## [Aim of the exercise]
Exactly repeat the material, dropping only the pictures.

((

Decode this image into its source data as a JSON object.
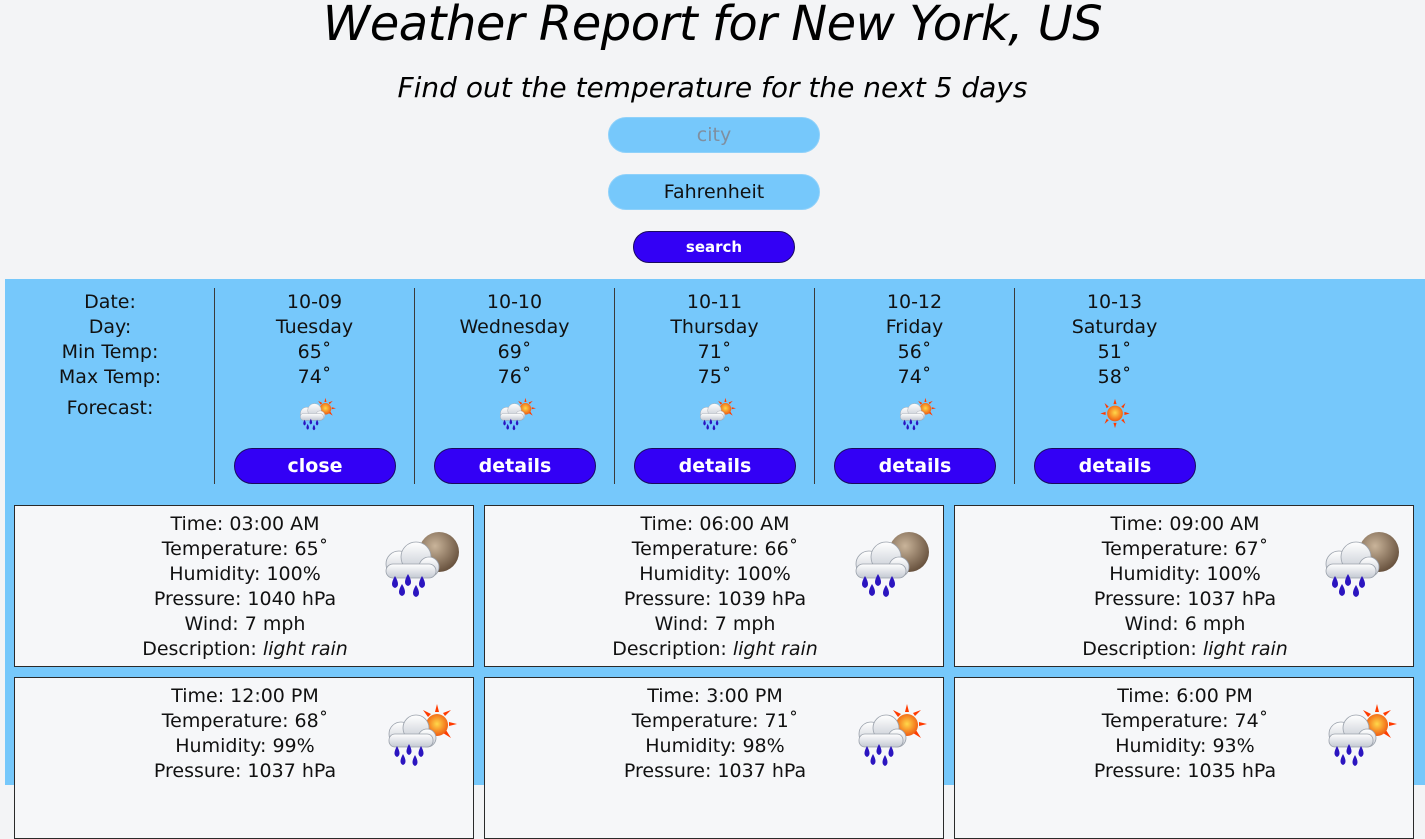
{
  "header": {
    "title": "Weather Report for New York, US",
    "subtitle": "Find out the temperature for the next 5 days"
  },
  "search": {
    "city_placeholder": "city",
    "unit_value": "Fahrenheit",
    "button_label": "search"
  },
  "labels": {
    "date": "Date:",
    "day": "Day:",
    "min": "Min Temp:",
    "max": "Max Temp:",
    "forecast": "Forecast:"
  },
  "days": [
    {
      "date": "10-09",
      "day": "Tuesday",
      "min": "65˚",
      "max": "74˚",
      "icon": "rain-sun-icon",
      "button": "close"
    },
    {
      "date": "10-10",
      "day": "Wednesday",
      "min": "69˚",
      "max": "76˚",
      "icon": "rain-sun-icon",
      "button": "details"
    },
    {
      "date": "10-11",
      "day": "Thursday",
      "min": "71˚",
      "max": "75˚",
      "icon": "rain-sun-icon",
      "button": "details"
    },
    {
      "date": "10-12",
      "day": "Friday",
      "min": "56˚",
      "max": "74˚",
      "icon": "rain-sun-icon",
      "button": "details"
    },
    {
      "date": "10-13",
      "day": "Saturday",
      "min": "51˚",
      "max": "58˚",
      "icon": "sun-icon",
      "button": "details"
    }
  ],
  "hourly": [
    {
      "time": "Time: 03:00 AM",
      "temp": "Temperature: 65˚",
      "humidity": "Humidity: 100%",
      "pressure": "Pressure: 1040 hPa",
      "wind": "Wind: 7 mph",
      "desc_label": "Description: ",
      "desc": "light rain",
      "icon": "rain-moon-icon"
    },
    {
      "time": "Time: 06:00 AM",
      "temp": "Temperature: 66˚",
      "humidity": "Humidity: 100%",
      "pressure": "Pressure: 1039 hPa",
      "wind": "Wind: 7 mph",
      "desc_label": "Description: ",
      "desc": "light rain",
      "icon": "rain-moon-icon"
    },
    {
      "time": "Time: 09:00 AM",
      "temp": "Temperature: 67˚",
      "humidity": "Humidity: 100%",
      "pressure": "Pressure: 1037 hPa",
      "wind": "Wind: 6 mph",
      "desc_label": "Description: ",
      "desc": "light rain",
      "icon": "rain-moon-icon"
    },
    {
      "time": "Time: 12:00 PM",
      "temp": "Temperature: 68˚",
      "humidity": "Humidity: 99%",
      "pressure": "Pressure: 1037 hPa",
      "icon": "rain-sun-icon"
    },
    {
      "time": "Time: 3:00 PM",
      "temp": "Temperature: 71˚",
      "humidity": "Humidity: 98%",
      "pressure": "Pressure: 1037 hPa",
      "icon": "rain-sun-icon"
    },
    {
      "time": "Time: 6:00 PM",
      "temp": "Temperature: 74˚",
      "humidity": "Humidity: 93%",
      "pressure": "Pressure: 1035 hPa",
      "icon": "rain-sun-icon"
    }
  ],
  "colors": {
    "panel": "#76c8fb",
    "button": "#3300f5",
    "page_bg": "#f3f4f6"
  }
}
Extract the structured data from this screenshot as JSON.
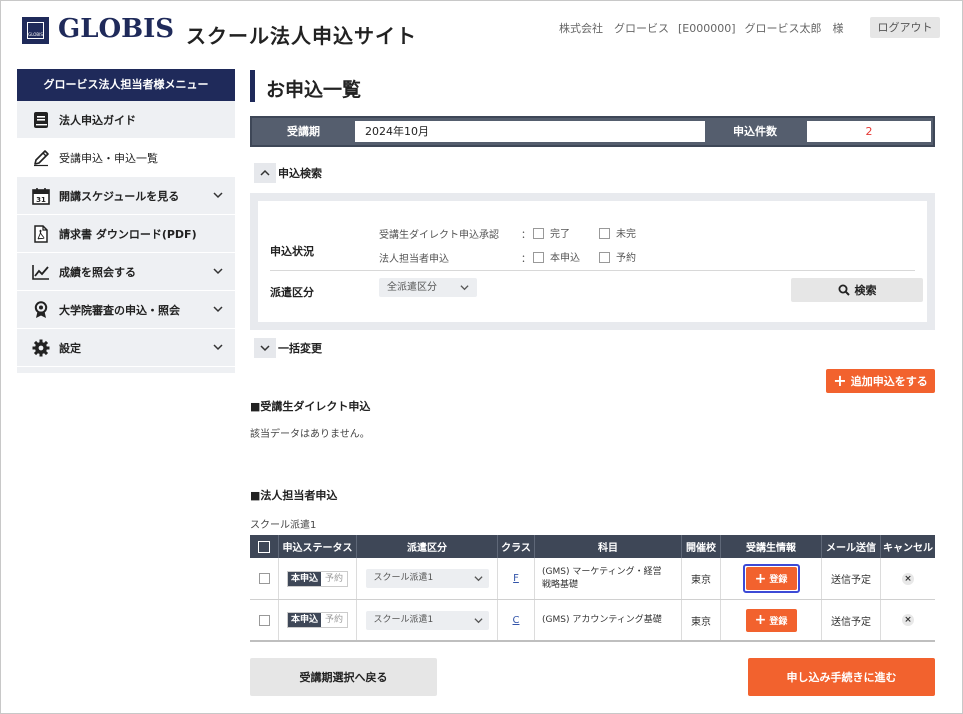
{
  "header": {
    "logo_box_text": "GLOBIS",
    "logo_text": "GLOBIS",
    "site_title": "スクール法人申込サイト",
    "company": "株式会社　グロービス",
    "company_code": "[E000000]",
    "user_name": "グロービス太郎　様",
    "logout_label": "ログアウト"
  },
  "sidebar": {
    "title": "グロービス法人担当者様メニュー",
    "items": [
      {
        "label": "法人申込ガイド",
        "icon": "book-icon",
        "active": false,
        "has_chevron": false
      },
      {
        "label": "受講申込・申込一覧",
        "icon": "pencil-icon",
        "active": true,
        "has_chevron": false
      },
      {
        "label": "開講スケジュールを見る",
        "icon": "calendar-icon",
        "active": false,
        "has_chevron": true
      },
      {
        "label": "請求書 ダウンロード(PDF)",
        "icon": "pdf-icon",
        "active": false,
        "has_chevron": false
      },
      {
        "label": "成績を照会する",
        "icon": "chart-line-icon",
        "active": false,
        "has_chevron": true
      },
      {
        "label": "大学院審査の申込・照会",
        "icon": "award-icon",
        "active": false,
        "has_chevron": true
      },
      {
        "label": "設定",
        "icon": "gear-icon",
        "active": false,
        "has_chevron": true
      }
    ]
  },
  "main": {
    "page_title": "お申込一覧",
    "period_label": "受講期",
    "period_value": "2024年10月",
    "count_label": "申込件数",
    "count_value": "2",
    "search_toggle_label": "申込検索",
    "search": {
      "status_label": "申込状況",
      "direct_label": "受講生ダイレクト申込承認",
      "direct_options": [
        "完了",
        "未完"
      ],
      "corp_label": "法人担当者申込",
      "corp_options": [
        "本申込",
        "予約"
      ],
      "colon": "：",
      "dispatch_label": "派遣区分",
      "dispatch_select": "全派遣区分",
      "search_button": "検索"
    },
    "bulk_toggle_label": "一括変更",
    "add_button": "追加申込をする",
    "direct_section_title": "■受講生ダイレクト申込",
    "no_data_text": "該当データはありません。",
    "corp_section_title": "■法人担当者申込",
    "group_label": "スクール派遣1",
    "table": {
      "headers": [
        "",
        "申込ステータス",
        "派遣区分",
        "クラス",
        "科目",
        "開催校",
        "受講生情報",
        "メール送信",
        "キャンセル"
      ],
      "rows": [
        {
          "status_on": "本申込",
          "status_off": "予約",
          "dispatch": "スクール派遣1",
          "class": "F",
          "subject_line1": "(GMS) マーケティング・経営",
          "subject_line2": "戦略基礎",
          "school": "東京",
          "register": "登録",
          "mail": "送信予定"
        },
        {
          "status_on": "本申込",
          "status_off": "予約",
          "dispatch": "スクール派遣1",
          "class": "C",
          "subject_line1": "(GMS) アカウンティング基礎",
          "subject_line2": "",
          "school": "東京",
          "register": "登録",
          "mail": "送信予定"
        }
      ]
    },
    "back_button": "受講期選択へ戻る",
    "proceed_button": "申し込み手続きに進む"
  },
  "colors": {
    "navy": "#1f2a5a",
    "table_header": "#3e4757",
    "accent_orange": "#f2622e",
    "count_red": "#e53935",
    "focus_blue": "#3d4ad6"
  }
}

))

## [Output of the exercise]
Decode this image into its source data as a JSON object.
{
  "header": {
    "title": "Weather Report for New York, US",
    "subtitle": "Find out the temperature for the next 5 days"
  },
  "search": {
    "city_placeholder": "city",
    "unit_value": "Fahrenheit",
    "button_label": "search"
  },
  "labels": {
    "date": "Date:",
    "day": "Day:",
    "min": "Min Temp:",
    "max": "Max Temp:",
    "forecast": "Forecast:"
  },
  "days": [
    {
      "date": "10-09",
      "day": "Tuesday",
      "min": "65˚",
      "max": "74˚",
      "icon": "rain-sun-icon",
      "button": "close"
    },
    {
      "date": "10-10",
      "day": "Wednesday",
      "min": "69˚",
      "max": "76˚",
      "icon": "rain-sun-icon",
      "button": "details"
    },
    {
      "date": "10-11",
      "day": "Thursday",
      "min": "71˚",
      "max": "75˚",
      "icon": "rain-sun-icon",
      "button": "details"
    },
    {
      "date": "10-12",
      "day": "Friday",
      "min": "56˚",
      "max": "74˚",
      "icon": "rain-sun-icon",
      "button": "details"
    },
    {
      "date": "10-13",
      "day": "Saturday",
      "min": "51˚",
      "max": "58˚",
      "icon": "sun-icon",
      "button": "details"
    }
  ],
  "hourly": [
    {
      "time": "Time: 03:00 AM",
      "temp": "Temperature: 65˚",
      "humidity": "Humidity: 100%",
      "pressure": "Pressure: 1040 hPa",
      "wind": "Wind: 7 mph",
      "desc_label": "Description: ",
      "desc": "light rain",
      "icon": "rain-moon-icon"
    },
    {
      "time": "Time: 06:00 AM",
      "temp": "Temperature: 66˚",
      "humidity": "Humidity: 100%",
      "pressure": "Pressure: 1039 hPa",
      "wind": "Wind: 7 mph",
      "desc_label": "Description: ",
      "desc": "light rain",
      "icon": "rain-moon-icon"
    },
    {
      "time": "Time: 09:00 AM",
      "temp": "Temperature: 67˚",
      "humidity": "Humidity: 100%",
      "pressure": "Pressure: 1037 hPa",
      "wind": "Wind: 6 mph",
      "desc_label": "Description: ",
      "desc": "light rain",
      "icon": "rain-moon-icon"
    },
    {
      "time": "Time: 12:00 PM",
      "temp": "Temperature: 68˚",
      "humidity": "Humidity: 99%",
      "pressure": "Pressure: 1037 hPa",
      "icon": "rain-sun-icon"
    },
    {
      "time": "Time: 3:00 PM",
      "temp": "Temperature: 71˚",
      "humidity": "Humidity: 98%",
      "pressure": "Pressure: 1037 hPa",
      "icon": "rain-sun-icon"
    },
    {
      "time": "Time: 6:00 PM",
      "temp": "Temperature: 74˚",
      "humidity": "Humidity: 93%",
      "pressure": "Pressure: 1035 hPa",
      "icon": "rain-sun-icon"
    }
  ],
  "colors": {
    "panel": "#76c8fb",
    "button": "#3300f5",
    "page_bg": "#f3f4f6"
  }
}
Extract the structured data from this screenshot as JSON.
{
  "header": {
    "logo_box_text": "GLOBIS",
    "logo_text": "GLOBIS",
    "site_title": "スクール法人申込サイト",
    "company": "株式会社　グロービス",
    "company_code": "[E000000]",
    "user_name": "グロービス太郎　様",
    "logout_label": "ログアウト"
  },
  "sidebar": {
    "title": "グロービス法人担当者様メニュー",
    "items": [
      {
        "label": "法人申込ガイド",
        "icon": "book-icon",
        "active": false,
        "has_chevron": false
      },
      {
        "label": "受講申込・申込一覧",
        "icon": "pencil-icon",
        "active": true,
        "has_chevron": false
      },
      {
        "label": "開講スケジュールを見る",
        "icon": "calendar-icon",
        "active": false,
        "has_chevron": true
      },
      {
        "label": "請求書 ダウンロード(PDF)",
        "icon": "pdf-icon",
        "active": false,
        "has_chevron": false
      },
      {
        "label": "成績を照会する",
        "icon": "chart-line-icon",
        "active": false,
        "has_chevron": true
      },
      {
        "label": "大学院審査の申込・照会",
        "icon": "award-icon",
        "active": false,
        "has_chevron": true
      },
      {
        "label": "設定",
        "icon": "gear-icon",
        "active": false,
        "has_chevron": true
      }
    ]
  },
  "main": {
    "page_title": "お申込一覧",
    "period_label": "受講期",
    "period_value": "2024年10月",
    "count_label": "申込件数",
    "count_value": "2",
    "search_toggle_label": "申込検索",
    "search": {
      "status_label": "申込状況",
      "direct_label": "受講生ダイレクト申込承認",
      "direct_options": [
        "完了",
        "未完"
      ],
      "corp_label": "法人担当者申込",
      "corp_options": [
        "本申込",
        "予約"
      ],
      "colon": "：",
      "dispatch_label": "派遣区分",
      "dispatch_select": "全派遣区分",
      "search_button": "検索"
    },
    "bulk_toggle_label": "一括変更",
    "add_button": "追加申込をする",
    "direct_section_title": "■受講生ダイレクト申込",
    "no_data_text": "該当データはありません。",
    "corp_section_title": "■法人担当者申込",
    "group_label": "スクール派遣1",
    "table": {
      "headers": [
        "",
        "申込ステータス",
        "派遣区分",
        "クラス",
        "科目",
        "開催校",
        "受講生情報",
        "メール送信",
        "キャンセル"
      ],
      "rows": [
        {
          "status_on": "本申込",
          "status_off": "予約",
          "dispatch": "スクール派遣1",
          "class": "F",
          "subject_line1": "(GMS) マーケティング・経営",
          "subject_line2": "戦略基礎",
          "school": "東京",
          "register": "登録",
          "mail": "送信予定"
        },
        {
          "status_on": "本申込",
          "status_off": "予約",
          "dispatch": "スクール派遣1",
          "class": "C",
          "subject_line1": "(GMS) アカウンティング基礎",
          "subject_line2": "",
          "school": "東京",
          "register": "登録",
          "mail": "送信予定"
        }
      ]
    },
    "back_button": "受講期選択へ戻る",
    "proceed_button": "申し込み手続きに進む"
  },
  "colors": {
    "navy": "#1f2a5a",
    "table_header": "#3e4757",
    "accent_orange": "#f2622e",
    "count_red": "#e53935",
    "focus_blue": "#3d4ad6"
  }
}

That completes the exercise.